» ENTRIES PROVIDED
* START *
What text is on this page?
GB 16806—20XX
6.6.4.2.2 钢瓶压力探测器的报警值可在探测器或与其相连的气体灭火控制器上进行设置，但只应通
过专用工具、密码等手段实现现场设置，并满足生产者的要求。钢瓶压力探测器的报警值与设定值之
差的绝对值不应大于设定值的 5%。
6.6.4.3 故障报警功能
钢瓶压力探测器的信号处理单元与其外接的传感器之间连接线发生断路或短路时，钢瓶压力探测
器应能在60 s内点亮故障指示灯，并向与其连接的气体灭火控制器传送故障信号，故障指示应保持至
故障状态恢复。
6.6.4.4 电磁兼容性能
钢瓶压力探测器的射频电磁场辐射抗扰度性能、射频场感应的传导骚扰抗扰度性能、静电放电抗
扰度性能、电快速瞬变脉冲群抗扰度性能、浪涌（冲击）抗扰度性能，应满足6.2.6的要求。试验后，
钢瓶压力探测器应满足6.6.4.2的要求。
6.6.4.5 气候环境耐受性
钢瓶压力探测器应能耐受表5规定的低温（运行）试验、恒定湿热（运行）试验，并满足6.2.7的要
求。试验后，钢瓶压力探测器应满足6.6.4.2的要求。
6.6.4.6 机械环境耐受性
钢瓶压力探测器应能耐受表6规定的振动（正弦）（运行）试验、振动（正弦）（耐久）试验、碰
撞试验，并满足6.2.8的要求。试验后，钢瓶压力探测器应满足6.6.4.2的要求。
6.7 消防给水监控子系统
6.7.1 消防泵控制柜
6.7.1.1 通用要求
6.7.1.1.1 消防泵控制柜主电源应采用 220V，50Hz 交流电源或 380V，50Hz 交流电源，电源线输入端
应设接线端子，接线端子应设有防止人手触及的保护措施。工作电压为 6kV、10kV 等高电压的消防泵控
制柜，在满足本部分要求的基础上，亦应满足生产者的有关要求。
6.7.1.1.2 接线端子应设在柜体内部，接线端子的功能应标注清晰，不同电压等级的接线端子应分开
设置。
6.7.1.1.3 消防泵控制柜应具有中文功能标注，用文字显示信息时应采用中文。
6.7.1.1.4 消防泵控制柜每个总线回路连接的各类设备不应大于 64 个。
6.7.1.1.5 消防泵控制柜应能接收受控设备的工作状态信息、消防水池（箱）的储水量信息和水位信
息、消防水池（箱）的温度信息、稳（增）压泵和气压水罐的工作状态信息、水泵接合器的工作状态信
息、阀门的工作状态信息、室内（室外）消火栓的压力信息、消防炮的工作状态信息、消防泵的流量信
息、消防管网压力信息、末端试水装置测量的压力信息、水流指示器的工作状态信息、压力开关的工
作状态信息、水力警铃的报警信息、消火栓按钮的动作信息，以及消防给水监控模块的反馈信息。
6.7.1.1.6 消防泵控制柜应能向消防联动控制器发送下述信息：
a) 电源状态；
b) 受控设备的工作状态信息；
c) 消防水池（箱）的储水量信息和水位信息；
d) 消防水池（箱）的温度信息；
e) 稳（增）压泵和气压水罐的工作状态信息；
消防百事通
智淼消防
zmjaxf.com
* END *
» TASK DESCRIPTION
Write out the full listing exactly as given.

» TASK OUTPUT
What text is on this page?
GB 16806—20XX
6.6.4.2.2 钢瓶压力探测器的报警值可在探测器或与其相连的气体灭火控制器上进行设置，但只应通
过专用工具、密码等手段实现现场设置，并满足生产者的要求。钢瓶压力探测器的报警值与设定值之
差的绝对值不应大于设定值的 5%。
6.6.4.3 故障报警功能
钢瓶压力探测器的信号处理单元与其外接的传感器之间连接线发生断路或短路时，钢瓶压力探测
器应能在60 s内点亮故障指示灯，并向与其连接的气体灭火控制器传送故障信号，故障指示应保持至
故障状态恢复。
6.6.4.4 电磁兼容性能
钢瓶压力探测器的射频电磁场辐射抗扰度性能、射频场感应的传导骚扰抗扰度性能、静电放电抗
扰度性能、电快速瞬变脉冲群抗扰度性能、浪涌（冲击）抗扰度性能，应满足6.2.6的要求。试验后，
钢瓶压力探测器应满足6.6.4.2的要求。
6.6.4.5 气候环境耐受性
钢瓶压力探测器应能耐受表5规定的低温（运行）试验、恒定湿热（运行）试验，并满足6.2.7的要
求。试验后，钢瓶压力探测器应满足6.6.4.2的要求。
6.6.4.6 机械环境耐受性
钢瓶压力探测器应能耐受表6规定的振动（正弦）（运行）试验、振动（正弦）（耐久）试验、碰
撞试验，并满足6.2.8的要求。试验后，钢瓶压力探测器应满足6.6.4.2的要求。
6.7 消防给水监控子系统
6.7.1 消防泵控制柜
6.7.1.1 通用要求
6.7.1.1.1 消防泵控制柜主电源应采用 220V，50Hz 交流电源或 380V，50Hz 交流电源，电源线输入端
应设接线端子，接线端子应设有防止人手触及的保护措施。工作电压为 6kV、10kV 等高电压的消防泵控
制柜，在满足本部分要求的基础上，亦应满足生产者的有关要求。
6.7.1.1.2 接线端子应设在柜体内部，接线端子的功能应标注清晰，不同电压等级的接线端子应分开
设置。
6.7.1.1.3 消防泵控制柜应具有中文功能标注，用文字显示信息时应采用中文。
6.7.1.1.4 消防泵控制柜每个总线回路连接的各类设备不应大于 64 个。
6.7.1.1.5 消防泵控制柜应能接收受控设备的工作状态信息、消防水池（箱）的储水量信息和水位信
息、消防水池（箱）的温度信息、稳（增）压泵和气压水罐的工作状态信息、水泵接合器的工作状态信
息、阀门的工作状态信息、室内（室外）消火栓的压力信息、消防炮的工作状态信息、消防泵的流量信
息、消防管网压力信息、末端试水装置测量的压力信息、水流指示器的工作状态信息、压力开关的工
作状态信息、水力警铃的报警信息、消火栓按钮的动作信息，以及消防给水监控模块的反馈信息。
6.7.1.1.6 消防泵控制柜应能向消防联动控制器发送下述信息：
a) 电源状态；
b) 受控设备的工作状态信息；
c) 消防水池（箱）的储水量信息和水位信息；
d) 消防水池（箱）的温度信息；
e) 稳（增）压泵和气压水罐的工作状态信息；
消防百事通
智淼消防
zmjaxf.com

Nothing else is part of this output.